(Dataset records)

— start —

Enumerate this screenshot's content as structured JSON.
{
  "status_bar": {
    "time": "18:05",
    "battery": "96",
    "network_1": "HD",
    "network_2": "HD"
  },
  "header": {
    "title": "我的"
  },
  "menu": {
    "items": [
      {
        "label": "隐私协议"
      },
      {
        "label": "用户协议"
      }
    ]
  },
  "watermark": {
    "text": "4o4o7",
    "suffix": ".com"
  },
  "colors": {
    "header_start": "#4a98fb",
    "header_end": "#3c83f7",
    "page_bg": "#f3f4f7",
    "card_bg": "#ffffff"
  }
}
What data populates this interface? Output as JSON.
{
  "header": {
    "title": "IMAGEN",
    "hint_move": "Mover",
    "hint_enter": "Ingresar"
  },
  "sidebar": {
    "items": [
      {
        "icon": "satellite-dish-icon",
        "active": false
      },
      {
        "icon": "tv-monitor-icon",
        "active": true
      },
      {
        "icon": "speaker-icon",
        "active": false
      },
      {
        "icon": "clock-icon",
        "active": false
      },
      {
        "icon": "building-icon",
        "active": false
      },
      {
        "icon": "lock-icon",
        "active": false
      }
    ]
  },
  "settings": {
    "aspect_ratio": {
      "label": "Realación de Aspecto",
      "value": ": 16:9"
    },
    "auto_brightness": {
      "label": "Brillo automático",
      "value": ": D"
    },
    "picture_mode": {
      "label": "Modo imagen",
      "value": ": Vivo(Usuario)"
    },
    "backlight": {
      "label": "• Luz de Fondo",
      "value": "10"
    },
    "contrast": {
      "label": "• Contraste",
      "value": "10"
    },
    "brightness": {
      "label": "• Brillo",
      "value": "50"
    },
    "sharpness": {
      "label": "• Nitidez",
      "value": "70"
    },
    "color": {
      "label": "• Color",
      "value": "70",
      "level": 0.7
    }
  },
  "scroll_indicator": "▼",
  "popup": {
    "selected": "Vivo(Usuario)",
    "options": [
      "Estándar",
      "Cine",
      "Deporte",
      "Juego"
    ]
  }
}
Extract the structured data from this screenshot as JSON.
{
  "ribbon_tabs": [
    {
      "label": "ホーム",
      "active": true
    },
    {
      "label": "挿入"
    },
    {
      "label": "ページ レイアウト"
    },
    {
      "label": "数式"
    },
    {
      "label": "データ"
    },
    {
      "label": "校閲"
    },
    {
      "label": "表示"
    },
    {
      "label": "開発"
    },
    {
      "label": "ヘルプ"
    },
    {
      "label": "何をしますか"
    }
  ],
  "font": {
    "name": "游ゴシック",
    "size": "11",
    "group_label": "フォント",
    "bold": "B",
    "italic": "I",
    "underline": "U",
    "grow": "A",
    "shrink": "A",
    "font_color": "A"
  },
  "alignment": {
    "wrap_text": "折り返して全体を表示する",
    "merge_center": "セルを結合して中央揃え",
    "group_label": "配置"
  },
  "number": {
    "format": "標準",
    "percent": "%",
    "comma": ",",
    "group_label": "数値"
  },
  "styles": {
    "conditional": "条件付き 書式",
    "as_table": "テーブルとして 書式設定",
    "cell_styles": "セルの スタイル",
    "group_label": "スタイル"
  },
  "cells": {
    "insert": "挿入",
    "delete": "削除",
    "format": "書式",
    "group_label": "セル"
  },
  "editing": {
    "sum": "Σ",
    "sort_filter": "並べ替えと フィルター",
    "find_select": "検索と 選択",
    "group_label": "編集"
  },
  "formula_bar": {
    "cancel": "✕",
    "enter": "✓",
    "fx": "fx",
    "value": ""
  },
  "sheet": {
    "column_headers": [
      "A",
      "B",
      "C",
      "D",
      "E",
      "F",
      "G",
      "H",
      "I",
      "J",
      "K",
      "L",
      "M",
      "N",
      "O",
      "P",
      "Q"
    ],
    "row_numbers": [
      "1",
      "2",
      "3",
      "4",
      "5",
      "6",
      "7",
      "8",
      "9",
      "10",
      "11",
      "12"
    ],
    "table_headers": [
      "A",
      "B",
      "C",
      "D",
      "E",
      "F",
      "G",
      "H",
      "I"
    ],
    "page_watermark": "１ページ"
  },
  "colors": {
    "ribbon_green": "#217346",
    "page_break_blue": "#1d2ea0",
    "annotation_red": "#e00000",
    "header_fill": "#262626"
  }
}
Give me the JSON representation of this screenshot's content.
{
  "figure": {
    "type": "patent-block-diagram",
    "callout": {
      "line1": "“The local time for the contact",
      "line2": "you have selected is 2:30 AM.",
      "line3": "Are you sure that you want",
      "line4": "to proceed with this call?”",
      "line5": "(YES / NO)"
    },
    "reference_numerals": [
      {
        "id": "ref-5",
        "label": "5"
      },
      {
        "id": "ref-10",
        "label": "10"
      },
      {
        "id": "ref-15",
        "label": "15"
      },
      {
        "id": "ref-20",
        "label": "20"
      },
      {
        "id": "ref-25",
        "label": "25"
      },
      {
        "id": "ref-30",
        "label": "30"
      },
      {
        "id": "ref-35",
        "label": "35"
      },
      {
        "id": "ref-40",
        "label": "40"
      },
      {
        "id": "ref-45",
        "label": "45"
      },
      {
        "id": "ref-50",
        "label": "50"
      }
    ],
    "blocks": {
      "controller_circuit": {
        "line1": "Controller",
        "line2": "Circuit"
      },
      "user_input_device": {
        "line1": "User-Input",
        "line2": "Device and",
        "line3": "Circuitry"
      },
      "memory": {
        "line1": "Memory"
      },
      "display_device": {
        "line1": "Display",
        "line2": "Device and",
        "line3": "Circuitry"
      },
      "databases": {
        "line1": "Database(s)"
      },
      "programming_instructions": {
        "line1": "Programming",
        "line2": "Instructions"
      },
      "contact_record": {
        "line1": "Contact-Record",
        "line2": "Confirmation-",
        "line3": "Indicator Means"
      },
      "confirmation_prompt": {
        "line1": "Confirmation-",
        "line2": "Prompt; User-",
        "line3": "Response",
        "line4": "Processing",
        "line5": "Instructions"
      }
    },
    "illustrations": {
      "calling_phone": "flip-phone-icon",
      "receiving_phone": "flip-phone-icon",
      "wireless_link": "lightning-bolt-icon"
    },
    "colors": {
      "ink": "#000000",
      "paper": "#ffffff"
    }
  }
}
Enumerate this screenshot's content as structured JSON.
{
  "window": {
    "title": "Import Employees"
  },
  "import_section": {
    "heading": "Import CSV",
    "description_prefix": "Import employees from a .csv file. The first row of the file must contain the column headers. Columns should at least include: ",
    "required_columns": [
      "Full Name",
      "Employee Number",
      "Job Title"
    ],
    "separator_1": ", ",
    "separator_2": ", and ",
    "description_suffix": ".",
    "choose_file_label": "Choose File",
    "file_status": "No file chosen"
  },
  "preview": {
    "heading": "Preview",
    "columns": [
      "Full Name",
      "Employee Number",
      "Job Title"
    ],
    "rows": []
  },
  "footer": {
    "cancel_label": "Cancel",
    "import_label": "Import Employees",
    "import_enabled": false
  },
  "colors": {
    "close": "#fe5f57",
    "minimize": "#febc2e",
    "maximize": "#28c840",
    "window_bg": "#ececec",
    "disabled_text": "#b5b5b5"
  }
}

— end —

# [Goal]
Return the listing above word for word.

# [Output]
Enumerate this screenshot's content as structured JSON.
{
  "status_bar": {
    "time": "18:05",
    "battery": "96",
    "network_1": "HD",
    "network_2": "HD"
  },
  "header": {
    "title": "我的"
  },
  "menu": {
    "items": [
      {
        "label": "隐私协议"
      },
      {
        "label": "用户协议"
      }
    ]
  },
  "watermark": {
    "text": "4o4o7",
    "suffix": ".com"
  },
  "colors": {
    "header_start": "#4a98fb",
    "header_end": "#3c83f7",
    "page_bg": "#f3f4f7",
    "card_bg": "#ffffff"
  }
}
What data populates this interface? Output as JSON.
{
  "header": {
    "title": "IMAGEN",
    "hint_move": "Mover",
    "hint_enter": "Ingresar"
  },
  "sidebar": {
    "items": [
      {
        "icon": "satellite-dish-icon",
        "active": false
      },
      {
        "icon": "tv-monitor-icon",
        "active": true
      },
      {
        "icon": "speaker-icon",
        "active": false
      },
      {
        "icon": "clock-icon",
        "active": false
      },
      {
        "icon": "building-icon",
        "active": false
      },
      {
        "icon": "lock-icon",
        "active": false
      }
    ]
  },
  "settings": {
    "aspect_ratio": {
      "label": "Realación de Aspecto",
      "value": ": 16:9"
    },
    "auto_brightness": {
      "label": "Brillo automático",
      "value": ": D"
    },
    "picture_mode": {
      "label": "Modo imagen",
      "value": ": Vivo(Usuario)"
    },
    "backlight": {
      "label": "• Luz de Fondo",
      "value": "10"
    },
    "contrast": {
      "label": "• Contraste",
      "value": "10"
    },
    "brightness": {
      "label": "• Brillo",
      "value": "50"
    },
    "sharpness": {
      "label": "• Nitidez",
      "value": "70"
    },
    "color": {
      "label": "• Color",
      "value": "70",
      "level": 0.7
    }
  },
  "scroll_indicator": "▼",
  "popup": {
    "selected": "Vivo(Usuario)",
    "options": [
      "Estándar",
      "Cine",
      "Deporte",
      "Juego"
    ]
  }
}
Extract the structured data from this screenshot as JSON.
{
  "ribbon_tabs": [
    {
      "label": "ホーム",
      "active": true
    },
    {
      "label": "挿入"
    },
    {
      "label": "ページ レイアウト"
    },
    {
      "label": "数式"
    },
    {
      "label": "データ"
    },
    {
      "label": "校閲"
    },
    {
      "label": "表示"
    },
    {
      "label": "開発"
    },
    {
      "label": "ヘルプ"
    },
    {
      "label": "何をしますか"
    }
  ],
  "font": {
    "name": "游ゴシック",
    "size": "11",
    "group_label": "フォント",
    "bold": "B",
    "italic": "I",
    "underline": "U",
    "grow": "A",
    "shrink": "A",
    "font_color": "A"
  },
  "alignment": {
    "wrap_text": "折り返して全体を表示する",
    "merge_center": "セルを結合して中央揃え",
    "group_label": "配置"
  },
  "number": {
    "format": "標準",
    "percent": "%",
    "comma": ",",
    "group_label": "数値"
  },
  "styles": {
    "conditional": "条件付き 書式",
    "as_table": "テーブルとして 書式設定",
    "cell_styles": "セルの スタイル",
    "group_label": "スタイル"
  },
  "cells": {
    "insert": "挿入",
    "delete": "削除",
    "format": "書式",
    "group_label": "セル"
  },
  "editing": {
    "sum": "Σ",
    "sort_filter": "並べ替えと フィルター",
    "find_select": "検索と 選択",
    "group_label": "編集"
  },
  "formula_bar": {
    "cancel": "✕",
    "enter": "✓",
    "fx": "fx",
    "value": ""
  },
  "sheet": {
    "column_headers": [
      "A",
      "B",
      "C",
      "D",
      "E",
      "F",
      "G",
      "H",
      "I",
      "J",
      "K",
      "L",
      "M",
      "N",
      "O",
      "P",
      "Q"
    ],
    "row_numbers": [
      "1",
      "2",
      "3",
      "4",
      "5",
      "6",
      "7",
      "8",
      "9",
      "10",
      "11",
      "12"
    ],
    "table_headers": [
      "A",
      "B",
      "C",
      "D",
      "E",
      "F",
      "G",
      "H",
      "I"
    ],
    "page_watermark": "１ページ"
  },
  "colors": {
    "ribbon_green": "#217346",
    "page_break_blue": "#1d2ea0",
    "annotation_red": "#e00000",
    "header_fill": "#262626"
  }
}
Give me the JSON representation of this screenshot's content.
{
  "figure": {
    "type": "patent-block-diagram",
    "callout": {
      "line1": "“The local time for the contact",
      "line2": "you have selected is 2:30 AM.",
      "line3": "Are you sure that you want",
      "line4": "to proceed with this call?”",
      "line5": "(YES / NO)"
    },
    "reference_numerals": [
      {
        "id": "ref-5",
        "label": "5"
      },
      {
        "id": "ref-10",
        "label": "10"
      },
      {
        "id": "ref-15",
        "label": "15"
      },
      {
        "id": "ref-20",
        "label": "20"
      },
      {
        "id": "ref-25",
        "label": "25"
      },
      {
        "id": "ref-30",
        "label": "30"
      },
      {
        "id": "ref-35",
        "label": "35"
      },
      {
        "id": "ref-40",
        "label": "40"
      },
      {
        "id": "ref-45",
        "label": "45"
      },
      {
        "id": "ref-50",
        "label": "50"
      }
    ],
    "blocks": {
      "controller_circuit": {
        "line1": "Controller",
        "line2": "Circuit"
      },
      "user_input_device": {
        "line1": "User-Input",
        "line2": "Device and",
        "line3": "Circuitry"
      },
      "memory": {
        "line1": "Memory"
      },
      "display_device": {
        "line1": "Display",
        "line2": "Device and",
        "line3": "Circuitry"
      },
      "databases": {
        "line1": "Database(s)"
      },
      "programming_instructions": {
        "line1": "Programming",
        "line2": "Instructions"
      },
      "contact_record": {
        "line1": "Contact-Record",
        "line2": "Confirmation-",
        "line3": "Indicator Means"
      },
      "confirmation_prompt": {
        "line1": "Confirmation-",
        "line2": "Prompt; User-",
        "line3": "Response",
        "line4": "Processing",
        "line5": "Instructions"
      }
    },
    "illustrations": {
      "calling_phone": "flip-phone-icon",
      "receiving_phone": "flip-phone-icon",
      "wireless_link": "lightning-bolt-icon"
    },
    "colors": {
      "ink": "#000000",
      "paper": "#ffffff"
    }
  }
}
Enumerate this screenshot's content as structured JSON.
{
  "window": {
    "title": "Import Employees"
  },
  "import_section": {
    "heading": "Import CSV",
    "description_prefix": "Import employees from a .csv file. The first row of the file must contain the column headers. Columns should at least include: ",
    "required_columns": [
      "Full Name",
      "Employee Number",
      "Job Title"
    ],
    "separator_1": ", ",
    "separator_2": ", and ",
    "description_suffix": ".",
    "choose_file_label": "Choose File",
    "file_status": "No file chosen"
  },
  "preview": {
    "heading": "Preview",
    "columns": [
      "Full Name",
      "Employee Number",
      "Job Title"
    ],
    "rows": []
  },
  "footer": {
    "cancel_label": "Cancel",
    "import_label": "Import Employees",
    "import_enabled": false
  },
  "colors": {
    "close": "#fe5f57",
    "minimize": "#febc2e",
    "maximize": "#28c840",
    "window_bg": "#ececec",
    "disabled_text": "#b5b5b5"
  }
}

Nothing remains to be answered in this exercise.